[Stored records]
## Start
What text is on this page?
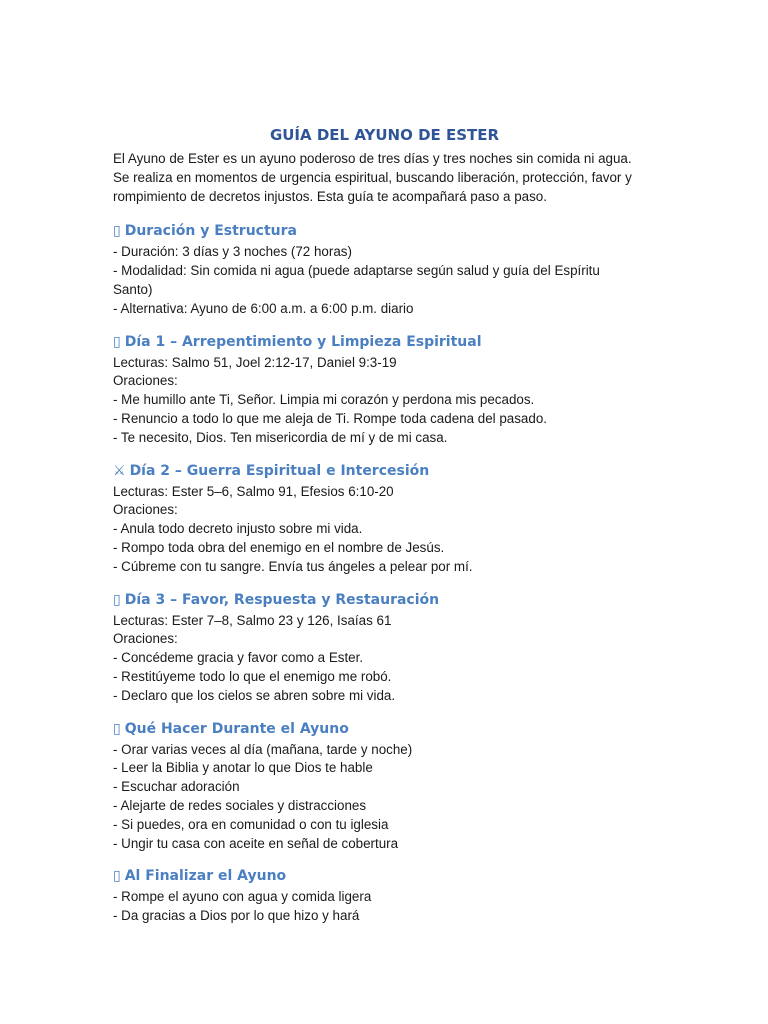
GUÍA DEL AYUNO DE ESTER

El Ayuno de Ester es un ayuno poderoso de tres días y tres noches sin comida ni agua.

Se realiza en momentos de urgencia espiritual, buscando liberación, protección, favor y

rompimiento de decretos injustos. Esta guía te acompañará paso a paso.

▯ Duración y Estructura

- Duración: 3 días y 3 noches (72 horas)

- Modalidad: Sin comida ni agua (puede adaptarse según salud y guía del Espíritu

Santo)

- Alternativa: Ayuno de 6:00 a.m. a 6:00 p.m. diario

▯ Día 1 – Arrepentimiento y Limpieza Espiritual

Lecturas: Salmo 51, Joel 2:12-17, Daniel 9:3-19

Oraciones:

- Me humillo ante Ti, Señor. Limpia mi corazón y perdona mis pecados.

- Renuncio a todo lo que me aleja de Ti. Rompe toda cadena del pasado.

- Te necesito, Dios. Ten misericordia de mí y de mi casa.

⚔ Día 2 – Guerra Espiritual e Intercesión

Lecturas: Ester 5–6, Salmo 91, Efesios 6:10-20

Oraciones:

- Anula todo decreto injusto sobre mi vida.

- Rompo toda obra del enemigo en el nombre de Jesús.

- Cúbreme con tu sangre. Envía tus ángeles a pelear por mí.

▯ Día 3 – Favor, Respuesta y Restauración

Lecturas: Ester 7–8, Salmo 23 y 126, Isaías 61

Oraciones:

- Concédeme gracia y favor como a Ester.

- Restitúyeme todo lo que el enemigo me robó.

- Declaro que los cielos se abren sobre mi vida.

▯ Qué Hacer Durante el Ayuno

- Orar varias veces al día (mañana, tarde y noche)

- Leer la Biblia y anotar lo que Dios te hable

- Escuchar adoración

- Alejarte de redes sociales y distracciones

- Si puedes, ora en comunidad o con tu iglesia

- Ungir tu casa con aceite en señal de cobertura

▯ Al Finalizar el Ayuno

- Rompe el ayuno con agua y comida ligera

- Da gracias a Dios por lo que hizo y hará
## End
Exercise description:
Omit every image. Quote each record exactly.

Answer:
What text is on this page?
GUÍA DEL AYUNO DE ESTER

El Ayuno de Ester es un ayuno poderoso de tres días y tres noches sin comida ni agua.

Se realiza en momentos de urgencia espiritual, buscando liberación, protección, favor y

rompimiento de decretos injustos. Esta guía te acompañará paso a paso.

▯ Duración y Estructura

- Duración: 3 días y 3 noches (72 horas)

- Modalidad: Sin comida ni agua (puede adaptarse según salud y guía del Espíritu

Santo)

- Alternativa: Ayuno de 6:00 a.m. a 6:00 p.m. diario

▯ Día 1 – Arrepentimiento y Limpieza Espiritual

Lecturas: Salmo 51, Joel 2:12-17, Daniel 9:3-19

Oraciones:

- Me humillo ante Ti, Señor. Limpia mi corazón y perdona mis pecados.

- Renuncio a todo lo que me aleja de Ti. Rompe toda cadena del pasado.

- Te necesito, Dios. Ten misericordia de mí y de mi casa.

⚔ Día 2 – Guerra Espiritual e Intercesión

Lecturas: Ester 5–6, Salmo 91, Efesios 6:10-20

Oraciones:

- Anula todo decreto injusto sobre mi vida.

- Rompo toda obra del enemigo en el nombre de Jesús.

- Cúbreme con tu sangre. Envía tus ángeles a pelear por mí.

▯ Día 3 – Favor, Respuesta y Restauración

Lecturas: Ester 7–8, Salmo 23 y 126, Isaías 61

Oraciones:

- Concédeme gracia y favor como a Ester.

- Restitúyeme todo lo que el enemigo me robó.

- Declaro que los cielos se abren sobre mi vida.

▯ Qué Hacer Durante el Ayuno

- Orar varias veces al día (mañana, tarde y noche)

- Leer la Biblia y anotar lo que Dios te hable

- Escuchar adoración

- Alejarte de redes sociales y distracciones

- Si puedes, ora en comunidad o con tu iglesia

- Ungir tu casa con aceite en señal de cobertura

▯ Al Finalizar el Ayuno

- Rompe el ayuno con agua y comida ligera

- Da gracias a Dios por lo que hizo y hará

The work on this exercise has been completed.